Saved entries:
·····

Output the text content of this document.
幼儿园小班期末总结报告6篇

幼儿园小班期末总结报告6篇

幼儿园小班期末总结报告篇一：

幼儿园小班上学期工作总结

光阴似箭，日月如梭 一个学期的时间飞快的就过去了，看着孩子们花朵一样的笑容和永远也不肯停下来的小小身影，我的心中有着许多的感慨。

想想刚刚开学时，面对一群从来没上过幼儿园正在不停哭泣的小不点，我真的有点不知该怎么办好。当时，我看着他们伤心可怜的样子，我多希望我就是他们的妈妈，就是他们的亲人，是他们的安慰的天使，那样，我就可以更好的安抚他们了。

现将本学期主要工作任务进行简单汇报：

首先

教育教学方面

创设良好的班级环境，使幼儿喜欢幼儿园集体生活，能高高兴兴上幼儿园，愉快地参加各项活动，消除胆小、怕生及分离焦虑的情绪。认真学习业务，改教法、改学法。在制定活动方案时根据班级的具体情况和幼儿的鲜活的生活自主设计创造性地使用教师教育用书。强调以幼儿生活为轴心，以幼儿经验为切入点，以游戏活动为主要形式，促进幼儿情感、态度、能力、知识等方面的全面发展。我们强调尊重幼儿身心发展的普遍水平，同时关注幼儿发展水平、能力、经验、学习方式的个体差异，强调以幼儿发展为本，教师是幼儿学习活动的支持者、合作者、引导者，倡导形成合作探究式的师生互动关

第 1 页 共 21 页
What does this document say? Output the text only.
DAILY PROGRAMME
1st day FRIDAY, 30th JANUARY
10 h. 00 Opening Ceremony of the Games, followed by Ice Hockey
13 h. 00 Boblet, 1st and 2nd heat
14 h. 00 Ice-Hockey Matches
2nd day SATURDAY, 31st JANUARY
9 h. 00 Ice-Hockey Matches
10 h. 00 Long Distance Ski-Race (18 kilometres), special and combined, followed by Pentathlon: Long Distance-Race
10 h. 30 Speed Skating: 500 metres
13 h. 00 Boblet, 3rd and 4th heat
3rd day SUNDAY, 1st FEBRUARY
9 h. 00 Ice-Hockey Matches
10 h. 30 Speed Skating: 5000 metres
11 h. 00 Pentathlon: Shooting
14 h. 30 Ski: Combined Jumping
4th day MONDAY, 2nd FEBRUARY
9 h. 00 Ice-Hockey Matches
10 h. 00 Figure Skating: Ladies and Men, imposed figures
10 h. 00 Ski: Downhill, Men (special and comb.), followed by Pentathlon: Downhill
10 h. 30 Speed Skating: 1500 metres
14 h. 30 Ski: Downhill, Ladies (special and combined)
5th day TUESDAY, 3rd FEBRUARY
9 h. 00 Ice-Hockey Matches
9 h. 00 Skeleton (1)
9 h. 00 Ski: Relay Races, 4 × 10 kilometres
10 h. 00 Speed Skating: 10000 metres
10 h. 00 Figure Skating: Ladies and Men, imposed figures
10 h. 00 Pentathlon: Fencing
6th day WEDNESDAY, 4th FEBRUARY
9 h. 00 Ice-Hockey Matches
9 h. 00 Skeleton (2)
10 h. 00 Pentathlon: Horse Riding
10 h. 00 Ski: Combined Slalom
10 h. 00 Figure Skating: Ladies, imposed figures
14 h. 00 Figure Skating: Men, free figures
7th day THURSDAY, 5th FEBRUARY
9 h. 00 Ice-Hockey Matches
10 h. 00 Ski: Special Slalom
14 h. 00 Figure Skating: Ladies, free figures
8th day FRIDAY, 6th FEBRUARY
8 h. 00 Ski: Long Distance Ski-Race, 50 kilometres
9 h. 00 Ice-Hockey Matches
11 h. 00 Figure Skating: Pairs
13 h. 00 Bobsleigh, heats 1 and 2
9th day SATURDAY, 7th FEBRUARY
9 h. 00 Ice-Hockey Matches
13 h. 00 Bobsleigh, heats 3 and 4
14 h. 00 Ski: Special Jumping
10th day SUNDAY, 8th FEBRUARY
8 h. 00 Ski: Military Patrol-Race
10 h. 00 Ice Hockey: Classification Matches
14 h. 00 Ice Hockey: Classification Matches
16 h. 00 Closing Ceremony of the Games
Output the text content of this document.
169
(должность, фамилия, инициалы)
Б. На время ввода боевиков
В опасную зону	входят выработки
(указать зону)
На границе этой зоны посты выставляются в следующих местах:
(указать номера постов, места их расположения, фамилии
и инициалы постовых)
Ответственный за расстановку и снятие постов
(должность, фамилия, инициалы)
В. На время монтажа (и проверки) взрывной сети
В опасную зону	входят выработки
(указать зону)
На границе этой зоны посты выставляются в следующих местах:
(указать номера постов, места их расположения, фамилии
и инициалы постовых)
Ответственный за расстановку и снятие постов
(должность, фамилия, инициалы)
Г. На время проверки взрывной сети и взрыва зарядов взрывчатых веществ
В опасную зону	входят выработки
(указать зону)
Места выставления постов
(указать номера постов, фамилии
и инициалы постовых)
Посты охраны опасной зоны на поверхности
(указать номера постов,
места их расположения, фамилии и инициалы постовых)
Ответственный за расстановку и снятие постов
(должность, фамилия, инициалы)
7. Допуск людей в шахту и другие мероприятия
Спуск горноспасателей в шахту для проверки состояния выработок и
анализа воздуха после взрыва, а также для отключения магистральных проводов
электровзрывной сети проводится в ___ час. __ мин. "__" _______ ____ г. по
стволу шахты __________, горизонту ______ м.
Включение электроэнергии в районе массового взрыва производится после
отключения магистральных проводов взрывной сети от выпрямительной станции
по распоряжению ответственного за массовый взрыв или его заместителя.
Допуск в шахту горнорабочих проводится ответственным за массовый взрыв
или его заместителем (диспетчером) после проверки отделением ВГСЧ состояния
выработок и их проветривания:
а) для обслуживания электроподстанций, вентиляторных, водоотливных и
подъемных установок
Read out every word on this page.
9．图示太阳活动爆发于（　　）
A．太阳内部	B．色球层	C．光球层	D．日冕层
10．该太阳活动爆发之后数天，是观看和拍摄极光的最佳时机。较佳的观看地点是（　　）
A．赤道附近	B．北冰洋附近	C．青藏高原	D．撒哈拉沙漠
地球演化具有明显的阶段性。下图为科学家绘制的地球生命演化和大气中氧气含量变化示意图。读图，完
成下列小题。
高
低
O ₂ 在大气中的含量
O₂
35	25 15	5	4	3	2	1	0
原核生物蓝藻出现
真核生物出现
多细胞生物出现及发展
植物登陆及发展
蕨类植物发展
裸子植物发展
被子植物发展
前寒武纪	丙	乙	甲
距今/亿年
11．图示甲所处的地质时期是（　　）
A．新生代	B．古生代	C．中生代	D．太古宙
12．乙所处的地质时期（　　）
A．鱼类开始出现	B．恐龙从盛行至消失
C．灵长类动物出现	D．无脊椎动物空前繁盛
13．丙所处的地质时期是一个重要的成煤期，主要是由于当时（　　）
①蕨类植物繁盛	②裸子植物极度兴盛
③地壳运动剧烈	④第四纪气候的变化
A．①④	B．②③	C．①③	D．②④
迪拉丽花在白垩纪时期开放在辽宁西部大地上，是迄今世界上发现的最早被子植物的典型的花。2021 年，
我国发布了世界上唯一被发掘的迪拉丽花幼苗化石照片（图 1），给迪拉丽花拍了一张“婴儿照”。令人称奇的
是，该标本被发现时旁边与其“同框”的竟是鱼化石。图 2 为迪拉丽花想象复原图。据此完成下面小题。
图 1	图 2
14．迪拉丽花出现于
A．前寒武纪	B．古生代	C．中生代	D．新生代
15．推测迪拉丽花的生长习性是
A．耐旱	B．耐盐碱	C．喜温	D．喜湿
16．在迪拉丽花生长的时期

·····

Problem → Copy each line holding the word "проводов" from the listing above.

Written answer →
анализа воздуха после взрыва, а также для отключения магистральных проводов
отключения магистральных проводов взрывной сети от выпрямительной станции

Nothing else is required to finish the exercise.